## TO BE DONE
Reproduce the listing below verbatim, from its first line through the line containing "y2-tick-label: 1.2 — [844, 877, 862, 892]", with both lines included.

####################

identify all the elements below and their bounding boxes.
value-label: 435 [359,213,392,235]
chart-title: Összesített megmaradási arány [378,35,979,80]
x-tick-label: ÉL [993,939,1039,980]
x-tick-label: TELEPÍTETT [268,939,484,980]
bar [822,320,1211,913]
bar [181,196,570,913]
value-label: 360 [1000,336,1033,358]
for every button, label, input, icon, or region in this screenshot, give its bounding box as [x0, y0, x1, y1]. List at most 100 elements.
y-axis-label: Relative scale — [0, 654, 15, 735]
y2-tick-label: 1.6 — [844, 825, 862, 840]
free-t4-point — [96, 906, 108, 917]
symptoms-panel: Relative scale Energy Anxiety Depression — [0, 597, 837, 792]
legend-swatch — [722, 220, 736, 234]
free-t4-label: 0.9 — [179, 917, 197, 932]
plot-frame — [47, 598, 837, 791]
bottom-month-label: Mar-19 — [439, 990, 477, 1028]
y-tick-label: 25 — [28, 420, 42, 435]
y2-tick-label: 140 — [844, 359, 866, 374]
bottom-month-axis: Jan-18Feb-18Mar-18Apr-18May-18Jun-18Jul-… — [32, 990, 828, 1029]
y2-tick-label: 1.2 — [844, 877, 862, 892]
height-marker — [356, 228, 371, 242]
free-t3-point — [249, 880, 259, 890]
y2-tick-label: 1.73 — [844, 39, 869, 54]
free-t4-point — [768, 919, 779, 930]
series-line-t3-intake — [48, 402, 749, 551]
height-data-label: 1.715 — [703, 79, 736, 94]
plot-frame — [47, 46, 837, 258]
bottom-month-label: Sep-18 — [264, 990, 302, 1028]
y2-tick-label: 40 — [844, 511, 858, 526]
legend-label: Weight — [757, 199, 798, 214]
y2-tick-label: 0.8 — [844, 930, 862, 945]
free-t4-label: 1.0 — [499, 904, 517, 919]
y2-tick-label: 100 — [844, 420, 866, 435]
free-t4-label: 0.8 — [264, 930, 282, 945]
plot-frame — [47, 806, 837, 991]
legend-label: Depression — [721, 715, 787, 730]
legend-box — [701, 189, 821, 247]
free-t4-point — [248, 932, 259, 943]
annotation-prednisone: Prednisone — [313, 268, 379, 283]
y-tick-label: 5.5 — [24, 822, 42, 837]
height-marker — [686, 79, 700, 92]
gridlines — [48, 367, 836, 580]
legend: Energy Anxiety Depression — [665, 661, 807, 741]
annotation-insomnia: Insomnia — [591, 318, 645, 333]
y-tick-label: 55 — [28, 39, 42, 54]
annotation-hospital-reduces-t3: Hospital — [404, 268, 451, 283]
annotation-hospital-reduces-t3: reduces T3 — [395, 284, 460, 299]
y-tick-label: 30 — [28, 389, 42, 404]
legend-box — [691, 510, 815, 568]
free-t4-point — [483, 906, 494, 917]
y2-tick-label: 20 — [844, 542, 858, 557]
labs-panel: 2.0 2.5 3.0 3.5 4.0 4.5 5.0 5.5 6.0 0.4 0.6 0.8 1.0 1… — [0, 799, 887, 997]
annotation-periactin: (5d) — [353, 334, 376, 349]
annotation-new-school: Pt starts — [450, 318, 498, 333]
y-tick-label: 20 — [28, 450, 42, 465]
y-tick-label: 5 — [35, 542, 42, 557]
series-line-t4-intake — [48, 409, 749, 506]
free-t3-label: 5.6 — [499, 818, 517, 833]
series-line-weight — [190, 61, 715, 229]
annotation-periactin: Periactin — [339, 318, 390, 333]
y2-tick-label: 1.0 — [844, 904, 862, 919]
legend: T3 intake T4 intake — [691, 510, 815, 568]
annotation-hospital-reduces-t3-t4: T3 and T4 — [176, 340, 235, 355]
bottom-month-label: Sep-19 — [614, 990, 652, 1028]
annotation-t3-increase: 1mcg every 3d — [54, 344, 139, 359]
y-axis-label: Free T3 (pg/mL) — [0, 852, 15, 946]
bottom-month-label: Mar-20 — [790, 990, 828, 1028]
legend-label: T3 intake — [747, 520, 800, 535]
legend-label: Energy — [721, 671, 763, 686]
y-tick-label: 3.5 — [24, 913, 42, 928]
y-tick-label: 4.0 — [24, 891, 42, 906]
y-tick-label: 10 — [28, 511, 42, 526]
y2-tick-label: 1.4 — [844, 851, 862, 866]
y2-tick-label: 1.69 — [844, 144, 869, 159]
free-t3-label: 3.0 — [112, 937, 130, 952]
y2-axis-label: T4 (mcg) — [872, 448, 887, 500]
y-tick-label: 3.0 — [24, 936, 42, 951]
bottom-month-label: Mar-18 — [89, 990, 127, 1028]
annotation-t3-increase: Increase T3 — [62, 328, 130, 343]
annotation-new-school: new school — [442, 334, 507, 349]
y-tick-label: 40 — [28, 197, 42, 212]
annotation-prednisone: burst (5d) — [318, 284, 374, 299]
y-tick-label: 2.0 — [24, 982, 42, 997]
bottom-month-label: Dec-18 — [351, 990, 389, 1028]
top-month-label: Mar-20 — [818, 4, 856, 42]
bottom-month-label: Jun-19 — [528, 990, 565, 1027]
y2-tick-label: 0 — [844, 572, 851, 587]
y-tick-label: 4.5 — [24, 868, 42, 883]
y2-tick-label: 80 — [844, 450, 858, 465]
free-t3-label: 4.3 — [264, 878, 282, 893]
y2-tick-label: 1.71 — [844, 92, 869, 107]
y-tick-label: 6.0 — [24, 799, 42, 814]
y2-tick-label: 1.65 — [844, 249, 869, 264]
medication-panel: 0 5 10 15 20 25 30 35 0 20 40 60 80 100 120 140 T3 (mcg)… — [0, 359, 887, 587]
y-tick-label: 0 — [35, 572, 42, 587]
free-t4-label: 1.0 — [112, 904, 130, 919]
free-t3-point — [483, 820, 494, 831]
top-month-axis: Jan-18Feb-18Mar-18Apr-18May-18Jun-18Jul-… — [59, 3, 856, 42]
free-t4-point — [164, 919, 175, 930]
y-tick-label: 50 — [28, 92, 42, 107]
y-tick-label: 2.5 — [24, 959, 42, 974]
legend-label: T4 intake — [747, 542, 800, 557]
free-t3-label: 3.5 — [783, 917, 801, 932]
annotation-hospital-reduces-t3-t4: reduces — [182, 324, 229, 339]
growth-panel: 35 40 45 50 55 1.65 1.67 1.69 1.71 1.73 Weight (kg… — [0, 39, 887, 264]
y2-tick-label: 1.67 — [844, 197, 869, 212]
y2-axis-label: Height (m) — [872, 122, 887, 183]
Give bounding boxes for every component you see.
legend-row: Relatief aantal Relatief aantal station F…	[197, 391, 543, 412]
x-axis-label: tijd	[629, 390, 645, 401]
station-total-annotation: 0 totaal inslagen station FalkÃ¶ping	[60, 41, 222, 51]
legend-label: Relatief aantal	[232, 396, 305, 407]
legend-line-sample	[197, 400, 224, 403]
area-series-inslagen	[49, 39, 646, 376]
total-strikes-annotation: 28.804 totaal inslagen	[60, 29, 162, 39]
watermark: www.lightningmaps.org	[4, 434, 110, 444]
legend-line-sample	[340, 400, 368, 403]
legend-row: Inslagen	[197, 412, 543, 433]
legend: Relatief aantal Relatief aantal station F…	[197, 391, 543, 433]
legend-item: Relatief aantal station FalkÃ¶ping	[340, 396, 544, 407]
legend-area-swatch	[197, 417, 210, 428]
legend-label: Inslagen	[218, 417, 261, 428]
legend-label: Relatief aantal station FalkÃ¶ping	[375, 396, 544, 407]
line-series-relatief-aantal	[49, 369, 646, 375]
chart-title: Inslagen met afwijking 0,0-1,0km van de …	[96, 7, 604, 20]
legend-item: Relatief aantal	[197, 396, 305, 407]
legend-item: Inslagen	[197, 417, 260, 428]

####################

## TASK RESULT
identify all the elements below and their bounding boxes.
value-label: 435 [359,213,392,235]
chart-title: Összesített megmaradási arány [378,35,979,80]
x-tick-label: ÉL [993,939,1039,980]
x-tick-label: TELEPÍTETT [268,939,484,980]
bar [822,320,1211,913]
bar [181,196,570,913]
value-label: 360 [1000,336,1033,358]
for every button, label, input, icon, or region in this screenshot, give its bounding box as [x0, y0, x1, y1]. List at most 100 elements.
y-axis-label: Relative scale — [0, 654, 15, 735]
y2-tick-label: 1.6 — [844, 825, 862, 840]
free-t4-point — [96, 906, 108, 917]
symptoms-panel: Relative scale Energy Anxiety Depression — [0, 597, 837, 792]
legend-swatch — [722, 220, 736, 234]
free-t4-label: 0.9 — [179, 917, 197, 932]
plot-frame — [47, 598, 837, 791]
bottom-month-label: Mar-19 — [439, 990, 477, 1028]
y-tick-label: 25 — [28, 420, 42, 435]
y2-tick-label: 140 — [844, 359, 866, 374]
bottom-month-axis: Jan-18Feb-18Mar-18Apr-18May-18Jun-18Jul-… — [32, 990, 828, 1029]
y2-tick-label: 1.2 — [844, 877, 862, 892]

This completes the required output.